◆ **SCHRIFTLICHE AUFGABE A**: Wie viele Kandidatenobjekte hatte Stutz laut dem Seitentext am Ende ihrer Suche gefunden?

◆ **SEITENTEXT**:
▼▼▼
Analog legt der Umstand, dass das von Megeath auf dem Herschel-Bild entdeckte Objekt auf den Spitzer-Bildern nicht sichtbar war, nahe, dass es sich um ein sehr kaltes Objekt handelt. In einer Sternentstehungsregion, wie in diesem Falle, könnte es sich um einen außergewöhnlich kalten Protostern handeln – aufregende Aussichten für die beteiligten Forscher. Bei so geringen Temperaturen müsste es sich um einen Protostern in einem viel früheren Entwicklungsstadium handeln, als es jemals zuvor beobachtet worden war.
Nach dieser ersten vielversprechenden Entdeckung durchkämmte Stutz sorgfältig die Orion-Daten, um zu sehen, ob sich weitere Exemplare solcher anscheinend sehr kalten Objekte aufspüren lassen. Am Ende ihrer Suche hatte sie 55 Kandidatenobjekte gefunden (Abb. 1).
Aber das Universum hat einen zusätzlichen Trick auf Lager. Sehr weit entfernte kosmische Objekte erscheinen „rotverschoben” – aufgrund der kosmischen Expansion werden die Wellenlängen ihres Lichtes gestreckt. Das kann dazu führen, dass eine sehr weit entfernte, gewöhnliche Galaxie so ähnlich aussieht wie ein sehr kalter, aber ungleich näherer Protostern. Als nächstes musste daher die Spreu vom Weizen trennen werden, um die echten Protosterne ausfindig zu machen. Dazu benötigte man zusätzliche Daten bei noch längeren Wellenlängen.
▲▲▲
◆ **SCHRIFTLICHE AUFGABE B**: Ordne die Zeilen unten von der Zeile mit "svg-text:7: 7 <box>144 426 146 430</box>" bis einschließlich der Zeile mit "svg-text:67: 67 <box>629 394 633 398</box>" als Markdown-Tabelle mit den Spalten Nr und Eintrag an. Leere Zeilen lässt du dabei weg.

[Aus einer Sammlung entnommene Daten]
▼▼▼
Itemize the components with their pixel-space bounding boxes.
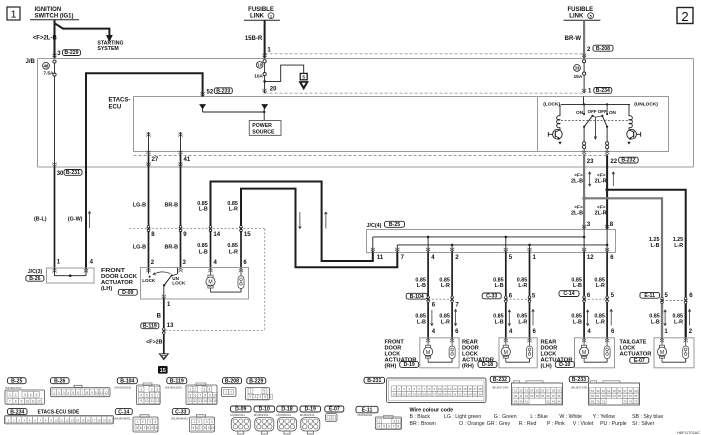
svg-text:7: 7 <box>144 426 146 430</box>
svg-text:26: 26 <box>541 389 545 393</box>
svg-text:L : Blue: L : Blue <box>530 414 548 420</box>
svg-text:3: 3 <box>63 391 65 395</box>
svg-text:52: 52 <box>596 389 600 393</box>
svg-text:L-B: L-B <box>495 319 504 325</box>
svg-text:43: 43 <box>552 399 556 403</box>
svg-text:6: 6 <box>388 425 390 429</box>
svg-text:13: 13 <box>198 399 202 403</box>
svg-text:27: 27 <box>546 389 550 393</box>
svg-text:40: 40 <box>519 399 523 403</box>
svg-text:2: 2 <box>250 395 252 399</box>
svg-text:64: 64 <box>613 394 617 398</box>
svg-text:5: 5 <box>302 75 305 80</box>
svg-text:(B-L): (B-L) <box>34 216 47 222</box>
svg-text:M: M <box>582 350 586 356</box>
svg-text:J/C(3): J/C(3) <box>28 269 43 275</box>
svg-text:LG-B: LG-B <box>133 202 146 208</box>
svg-text:3: 3 <box>156 388 158 392</box>
svg-text:ETACS-: ETACS- <box>109 97 131 103</box>
svg-text:11: 11 <box>189 399 193 403</box>
svg-text:5: 5 <box>193 426 195 430</box>
svg-text:22: 22 <box>408 393 412 397</box>
svg-text:12: 12 <box>156 399 160 403</box>
svg-text:(UNLOCK): (UNLOCK) <box>634 102 658 108</box>
svg-text:44: 44 <box>557 399 561 403</box>
svg-text:2: 2 <box>151 388 153 392</box>
svg-text:4: 4 <box>211 420 213 424</box>
svg-text:B-231: B-231 <box>367 378 381 384</box>
svg-text:0.85: 0.85 <box>197 243 208 249</box>
svg-text:4: 4 <box>259 395 261 399</box>
svg-text:7.5A: 7.5A <box>43 70 54 76</box>
svg-text:19: 19 <box>392 393 396 397</box>
svg-text:1: 1 <box>140 388 142 392</box>
svg-text:L-B: L-B <box>651 319 660 325</box>
svg-text:67: 67 <box>629 394 633 398</box>
svg-text:B-234: B-234 <box>10 409 24 415</box>
svg-text:68: 68 <box>634 394 638 398</box>
svg-text:(LH): (LH) <box>541 364 552 370</box>
svg-text:62: 62 <box>602 394 606 398</box>
svg-text:ON: ON <box>576 110 584 115</box>
svg-text:26: 26 <box>428 393 432 397</box>
svg-text:15: 15 <box>463 387 467 391</box>
svg-text:12: 12 <box>448 387 452 391</box>
svg-text:13: 13 <box>167 323 174 329</box>
svg-text:MU801020: MU801020 <box>358 413 373 417</box>
svg-text:3: 3 <box>206 420 208 424</box>
svg-text:38: 38 <box>557 394 561 398</box>
svg-text:L-R: L-R <box>596 283 605 289</box>
svg-text:15: 15 <box>208 399 212 403</box>
svg-text:J/B: J/B <box>26 59 36 65</box>
svg-text:5: 5 <box>264 395 266 399</box>
svg-text:B-26: B-26 <box>54 378 65 384</box>
svg-text:56: 56 <box>618 389 622 393</box>
svg-text:7: 7 <box>200 426 202 430</box>
svg-text:8: 8 <box>204 426 206 430</box>
svg-text:14: 14 <box>76 419 80 423</box>
svg-text:M: M <box>504 350 508 356</box>
svg-text:L-R: L-R <box>441 319 450 325</box>
svg-text:8: 8 <box>204 393 206 397</box>
svg-text:POWER: POWER <box>252 123 272 129</box>
svg-text:15A: 15A <box>573 74 582 80</box>
svg-text:B-104: B-104 <box>410 294 424 300</box>
svg-text:33: 33 <box>463 393 467 397</box>
svg-text:9: 9 <box>208 426 210 430</box>
svg-text:14: 14 <box>213 232 220 238</box>
svg-text:D-19: D-19 <box>404 362 415 368</box>
svg-text:54: 54 <box>607 389 611 393</box>
svg-text:W : White: W : White <box>559 414 582 420</box>
svg-text:57: 57 <box>623 389 627 393</box>
svg-text:2: 2 <box>198 420 200 424</box>
svg-text:PU : Purple: PU : Purple <box>600 421 627 427</box>
svg-text:12: 12 <box>587 255 594 261</box>
svg-text:B-229: B-229 <box>64 50 78 56</box>
svg-text:2L-R: 2L-R <box>595 178 607 184</box>
svg-text:30: 30 <box>514 394 518 398</box>
svg-text:C-33: C-33 <box>175 409 186 415</box>
svg-text:22: 22 <box>519 389 523 393</box>
svg-text:B-208: B-208 <box>225 378 239 384</box>
svg-text:C-14: C-14 <box>563 291 574 297</box>
svg-text:L-B: L-B <box>199 207 208 213</box>
svg-text:5: 5 <box>146 393 148 397</box>
svg-text:LINK: LINK <box>569 14 584 20</box>
svg-text:4: 4 <box>140 393 142 397</box>
svg-text:3: 3 <box>398 419 400 423</box>
svg-text:11: 11 <box>100 391 104 395</box>
svg-text:10: 10 <box>213 393 217 397</box>
svg-text:B-104: B-104 <box>120 378 134 384</box>
svg-text:3: 3 <box>204 388 206 392</box>
svg-text:23: 23 <box>525 389 529 393</box>
svg-text:10A: 10A <box>254 74 263 80</box>
svg-text:OFF: OFF <box>588 109 597 114</box>
svg-text:13: 13 <box>71 419 75 423</box>
svg-text:<F>2L-B: <F>2L-B <box>33 36 58 42</box>
svg-text:L-R: L-R <box>518 319 527 325</box>
svg-text:D-18: D-18 <box>482 362 493 368</box>
svg-text:17: 17 <box>92 419 96 423</box>
svg-text:15: 15 <box>244 232 251 238</box>
svg-text:BR-W: BR-W <box>565 36 582 42</box>
svg-text:E-07: E-07 <box>329 407 340 413</box>
svg-text:36: 36 <box>478 393 482 397</box>
svg-text:52: 52 <box>207 89 214 95</box>
svg-text:9: 9 <box>91 391 93 395</box>
svg-text:59: 59 <box>634 389 638 393</box>
svg-text:(LH): (LH) <box>101 286 112 292</box>
svg-text:LG-B: LG-B <box>133 245 146 251</box>
svg-text:1: 1 <box>190 388 192 392</box>
svg-text:3: 3 <box>24 393 26 397</box>
svg-text:74: 74 <box>629 400 633 404</box>
svg-text:FUSIBLE: FUSIBLE <box>567 7 593 13</box>
svg-text:M: M <box>660 350 664 356</box>
svg-text:41: 41 <box>525 399 529 403</box>
svg-text:11: 11 <box>443 387 446 391</box>
svg-text:65: 65 <box>618 394 622 398</box>
svg-text:LOCK: LOCK <box>142 278 156 283</box>
svg-text:34: 34 <box>536 394 540 398</box>
svg-text:33: 33 <box>530 394 534 398</box>
svg-text:Y : Yellow: Y : Yellow <box>593 414 616 420</box>
svg-text:<F>2B: <F>2B <box>146 340 163 346</box>
svg-text:10: 10 <box>257 63 262 68</box>
svg-text:5: 5 <box>36 393 38 397</box>
svg-text:1: 1 <box>250 390 252 394</box>
svg-text:D-10: D-10 <box>559 362 570 368</box>
svg-text:48: 48 <box>44 63 49 68</box>
svg-text:58: 58 <box>629 389 633 393</box>
svg-text:B: B <box>157 314 162 320</box>
svg-text:SWITCH (IG1): SWITCH (IG1) <box>35 13 74 19</box>
svg-text:MU802341: MU802341 <box>300 413 315 417</box>
svg-text:10: 10 <box>154 426 158 430</box>
svg-text:B-233: B-233 <box>216 88 230 94</box>
svg-text:19: 19 <box>103 419 107 423</box>
svg-text:ETACS-ECU SIDE: ETACS-ECU SIDE <box>38 410 81 416</box>
svg-text:15: 15 <box>160 368 166 374</box>
svg-text:0.85: 0.85 <box>227 243 238 249</box>
svg-text:51: 51 <box>591 389 595 393</box>
svg-text:13: 13 <box>453 387 457 391</box>
svg-text:28: 28 <box>438 393 442 397</box>
svg-text:(RH): (RH) <box>462 364 474 370</box>
svg-text:BR-B: BR-B <box>165 202 179 208</box>
svg-text:18: 18 <box>478 387 482 391</box>
svg-text:16: 16 <box>87 419 91 423</box>
svg-text:14: 14 <box>458 387 462 391</box>
svg-text:L-B: L-B <box>651 243 660 249</box>
svg-text:L-B: L-B <box>495 283 504 289</box>
svg-text:L-R: L-R <box>518 283 527 289</box>
svg-text:4: 4 <box>154 420 156 424</box>
svg-text:6: 6 <box>140 426 142 430</box>
svg-text:V : Violet: V : Violet <box>573 421 594 427</box>
svg-text:31: 31 <box>519 394 523 398</box>
svg-text:MU802341: MU802341 <box>230 413 245 417</box>
svg-text:5: 5 <box>264 390 266 394</box>
svg-text:SYSTEM: SYSTEM <box>97 46 118 52</box>
svg-text:29: 29 <box>443 393 447 397</box>
svg-text:B-232: B-232 <box>621 158 635 164</box>
svg-text:R : Red: R : Red <box>519 421 537 427</box>
svg-text:H8F11T02AC: H8F11T02AC <box>677 431 700 435</box>
svg-text:LINK: LINK <box>250 14 265 20</box>
svg-text:1: 1 <box>11 8 17 20</box>
svg-text:7: 7 <box>199 393 201 397</box>
svg-text:42: 42 <box>546 399 550 403</box>
svg-text:B-25: B-25 <box>389 222 400 228</box>
svg-text:L-B: L-B <box>417 283 426 289</box>
svg-text:10: 10 <box>145 399 149 403</box>
svg-text:(MU804845): (MU804845) <box>114 417 131 421</box>
svg-text:G : Green: G : Green <box>494 414 517 420</box>
svg-text:15: 15 <box>81 419 85 423</box>
svg-text:6: 6 <box>196 426 198 430</box>
svg-text:69: 69 <box>591 400 595 404</box>
svg-text:B-232: B-232 <box>493 377 507 383</box>
svg-text:B : Black: B : Black <box>410 414 431 420</box>
svg-text:1: 1 <box>193 420 195 424</box>
svg-text:9: 9 <box>151 426 153 430</box>
svg-text:2: 2 <box>393 419 395 423</box>
svg-text:4: 4 <box>378 425 380 429</box>
svg-text:(MU807149): (MU807149) <box>492 385 509 389</box>
svg-text:22: 22 <box>610 159 617 165</box>
svg-text:1: 1 <box>53 391 55 395</box>
svg-text:18: 18 <box>97 419 101 423</box>
svg-text:15B-R: 15B-R <box>245 36 263 42</box>
svg-text:27: 27 <box>152 157 159 163</box>
svg-text:35: 35 <box>541 394 545 398</box>
svg-text:12: 12 <box>194 399 198 403</box>
svg-text:20: 20 <box>397 393 401 397</box>
svg-text:(MU807145): (MU807145) <box>571 385 588 389</box>
svg-text:10: 10 <box>95 391 99 395</box>
svg-text:1: 1 <box>9 393 11 397</box>
svg-text:(MU801019): (MU801019) <box>115 386 132 390</box>
svg-text:L-B: L-B <box>417 319 426 325</box>
svg-text:(MU804845): (MU804845) <box>171 417 188 421</box>
svg-text:L-R: L-R <box>596 319 605 325</box>
svg-text:GR : Grey: GR : Grey <box>487 421 511 427</box>
svg-text:SB : Sky blue: SB : Sky blue <box>632 414 663 420</box>
svg-text:6: 6 <box>194 393 196 397</box>
svg-text:9: 9 <box>209 393 211 397</box>
svg-text:29: 29 <box>557 389 561 393</box>
svg-text:75: 75 <box>634 400 638 404</box>
svg-text:8: 8 <box>397 425 399 429</box>
svg-text:36: 36 <box>546 394 550 398</box>
svg-text:M: M <box>208 280 212 286</box>
svg-text:L-B: L-B <box>573 283 582 289</box>
svg-text:D-09: D-09 <box>235 407 246 413</box>
svg-text:35: 35 <box>473 393 477 397</box>
svg-text:ACTUATOR: ACTUATOR <box>620 352 652 358</box>
svg-text:33: 33 <box>575 66 580 71</box>
svg-text:20: 20 <box>108 419 112 423</box>
svg-text:ECU: ECU <box>109 104 122 110</box>
svg-text:E-11: E-11 <box>644 293 655 299</box>
svg-text:L-R: L-R <box>674 243 683 249</box>
svg-text:10: 10 <box>55 419 59 423</box>
svg-text:FUSIBLE: FUSIBLE <box>248 7 274 13</box>
svg-text:61: 61 <box>596 394 600 398</box>
svg-text:37: 37 <box>552 394 556 398</box>
svg-text:7: 7 <box>157 393 159 397</box>
svg-text:J/C(4): J/C(4) <box>367 223 382 229</box>
svg-text:2: 2 <box>194 388 196 392</box>
svg-text:SI : Silver: SI : Silver <box>632 421 654 427</box>
svg-text:11: 11 <box>377 255 384 261</box>
svg-text:12: 12 <box>65 419 69 423</box>
svg-text:2L-B: 2L-B <box>571 210 583 216</box>
svg-text:B-25: B-25 <box>11 378 22 384</box>
svg-text:9: 9 <box>140 399 142 403</box>
svg-text:14: 14 <box>203 399 207 403</box>
svg-text:4: 4 <box>30 393 32 397</box>
svg-text:O : Orange: O : Orange <box>459 421 485 427</box>
svg-text:2L-B: 2L-B <box>571 178 583 184</box>
svg-text:24: 24 <box>418 393 422 397</box>
svg-text:23: 23 <box>587 159 594 165</box>
svg-text:39: 39 <box>514 399 518 403</box>
svg-text:E-07: E-07 <box>634 358 645 364</box>
svg-text:4: 4 <box>208 388 210 392</box>
svg-text:D-09: D-09 <box>122 290 133 296</box>
svg-text:21: 21 <box>514 389 518 393</box>
svg-text:28: 28 <box>552 389 556 393</box>
svg-text:1: 1 <box>379 419 381 423</box>
svg-text:B-229: B-229 <box>249 378 263 384</box>
svg-text:4: 4 <box>68 391 70 395</box>
svg-text:32: 32 <box>458 393 462 397</box>
svg-text:71: 71 <box>602 400 606 404</box>
svg-text:63: 63 <box>607 394 611 398</box>
svg-text:21: 21 <box>402 393 406 397</box>
svg-text:L-B: L-B <box>573 319 582 325</box>
svg-text:D-10: D-10 <box>259 407 270 413</box>
svg-text:53: 53 <box>602 389 606 393</box>
svg-text:27: 27 <box>433 393 437 397</box>
svg-text:5: 5 <box>383 425 385 429</box>
svg-text:1: 1 <box>137 420 139 424</box>
svg-text:10: 10 <box>438 387 442 391</box>
svg-text:10: 10 <box>26 400 30 404</box>
svg-text:3: 3 <box>149 420 151 424</box>
svg-text:2L-R: 2L-R <box>595 210 607 216</box>
svg-text:12: 12 <box>37 400 41 404</box>
svg-text:B-119: B-119 <box>143 323 157 329</box>
svg-text:32: 32 <box>525 394 529 398</box>
svg-text:20: 20 <box>270 86 277 92</box>
svg-text:2: 2 <box>142 420 144 424</box>
svg-text:25: 25 <box>423 393 427 397</box>
svg-text:2: 2 <box>58 391 60 395</box>
svg-text:23: 23 <box>413 393 417 397</box>
svg-text:8: 8 <box>15 400 17 404</box>
svg-text:B-234: B-234 <box>596 88 610 94</box>
svg-text:(LOCK): (LOCK) <box>543 102 560 108</box>
svg-text:(RH): (RH) <box>385 364 397 370</box>
svg-text:(MU801052): (MU801052) <box>5 386 22 390</box>
svg-text:7: 7 <box>82 391 84 395</box>
svg-text:16: 16 <box>213 399 217 403</box>
svg-text:31: 31 <box>453 393 457 397</box>
svg-text:MU802341: MU802341 <box>277 413 292 417</box>
svg-text:5: 5 <box>136 426 138 430</box>
svg-text:(MU801505): (MU801505) <box>165 386 182 390</box>
svg-text:B-119: B-119 <box>170 378 184 384</box>
svg-text:B-231: B-231 <box>66 170 80 176</box>
svg-text:B-26: B-26 <box>29 276 40 282</box>
svg-text:73: 73 <box>623 400 627 404</box>
svg-text:8: 8 <box>86 391 88 395</box>
svg-text:2: 2 <box>230 390 232 394</box>
svg-text:SOURCE: SOURCE <box>252 130 275 136</box>
svg-text:17: 17 <box>473 387 477 391</box>
svg-text:C-14: C-14 <box>118 409 129 415</box>
svg-text:24: 24 <box>530 389 534 393</box>
svg-text:OFF: OFF <box>598 109 607 114</box>
svg-text:D-19: D-19 <box>305 407 316 413</box>
svg-text:BR-B: BR-B <box>165 245 179 251</box>
svg-text:6: 6 <box>151 393 153 397</box>
svg-text:6: 6 <box>269 395 271 399</box>
svg-text:(G-W): (G-W) <box>68 216 83 222</box>
svg-text:5: 5 <box>190 393 192 397</box>
svg-text:LG : Light green: LG : Light green <box>444 414 481 420</box>
svg-text:2: 2 <box>15 393 17 397</box>
svg-text:11: 11 <box>60 419 63 423</box>
svg-text:30: 30 <box>448 393 452 397</box>
svg-text:60: 60 <box>591 394 595 398</box>
svg-text:C-33: C-33 <box>486 294 497 300</box>
svg-text:L-B: L-B <box>199 249 208 255</box>
svg-text:B-208: B-208 <box>596 46 610 52</box>
svg-text:IGNITION: IGNITION <box>35 7 62 13</box>
svg-text:L-R: L-R <box>441 283 450 289</box>
svg-text:70: 70 <box>596 400 600 404</box>
svg-text:2: 2 <box>681 9 688 24</box>
svg-text:8: 8 <box>147 426 149 430</box>
svg-text:41: 41 <box>184 157 191 163</box>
▲▲▲
◆ **VOLLSTÄNDIGE ANTWORT A**: 55 Kandidatenobjekte.

◆ **VOLLSTÄNDIGE ANTWORT B**:
| Nr | Eintrag |
|---|---|
| 1 | svg-text:7: 7 <box>144 426 146 430</box> |
| 2 | svg-text:26: 26 <box>541 389 545 393</box> |
| 3 | svg-text:L : Blue: L : Blue <box>530 414 548 420</box> |
| 4 | svg-text:3: 3 <box>63 391 65 395</box> |
| 5 | svg-text:52: 52 <box>596 389 600 393</box> |
| 6 | svg-text:L-B: L-B <box>495 319 504 325</box> |
| 7 | svg-text:43: 43 <box>552 399 556 403</box> |
| 8 | svg-text:6: 6 <box>388 425 390 429</box> |
| 9 | svg-text:13: 13 <box>198 399 202 403</box> |
| 10 | svg-text:27: 27 <box>546 389 550 393</box> |
| 11 | svg-text:40: 40 <box>519 399 523 403</box> |
| 12 | svg-text:2: 2 <box>250 395 252 399</box> |
| 13 | svg-text:64: 64 <box>613 394 617 398</box> |
| 14 | svg-text:5: 5 <box>302 75 305 80</box> |
| 15 | svg-text:(B-L): (B-L) <box>34 216 47 222</box> |
| 16 | svg-text:M: M <box>582 350 586 356</box> |
| 17 | svg-text:J/C(3): J/C(3) <box>28 269 43 275</box> |
| 18 | svg-text:LG-B: LG-B <box>133 202 146 208</box> |
| 19 | svg-text:3: 3 <box>156 388 158 392</box> |
| 20 | svg-text:ETACS-: ETACS- <box>109 97 131 103</box> |
| 21 | svg-text:11: 11 <box>189 399 193 403</box> |
| 22 | svg-text:5: 5 <box>193 426 195 430</box> |
| 23 | svg-text:22: 22 <box>408 393 412 397</box> |
| 24 | svg-text:12: 12 <box>156 399 160 403</box> |
| 25 | svg-text:(UNLOCK): (UNLOCK) <box>634 102 658 108</box> |
| 26 | svg-text:44: 44 <box>557 399 561 403</box> |
| 27 | svg-text:2: 2 <box>151 388 153 392</box> |
| 28 | svg-text:4: 4 <box>211 420 213 424</box> |
| 29 | svg-text:B-231: B-231 <box>367 378 381 384</box> |
| 30 | svg-text:0.85: 0.85 <box>197 243 208 249</box> |
| 31 | svg-text:4: 4 <box>259 395 261 399</box> |
| 32 | svg-text:7.5A: 7.5A <box>43 70 54 76</box> |
| 33 | svg-text:19: 19 <box>392 393 396 397</box> |
| 34 | svg-text:1: 1 <box>140 388 142 392</box> |
| 35 | svg-text:L-B: L-B <box>651 319 660 325</box> |
| 36 | svg-text:67: 67 <box>629 394 633 398</box> |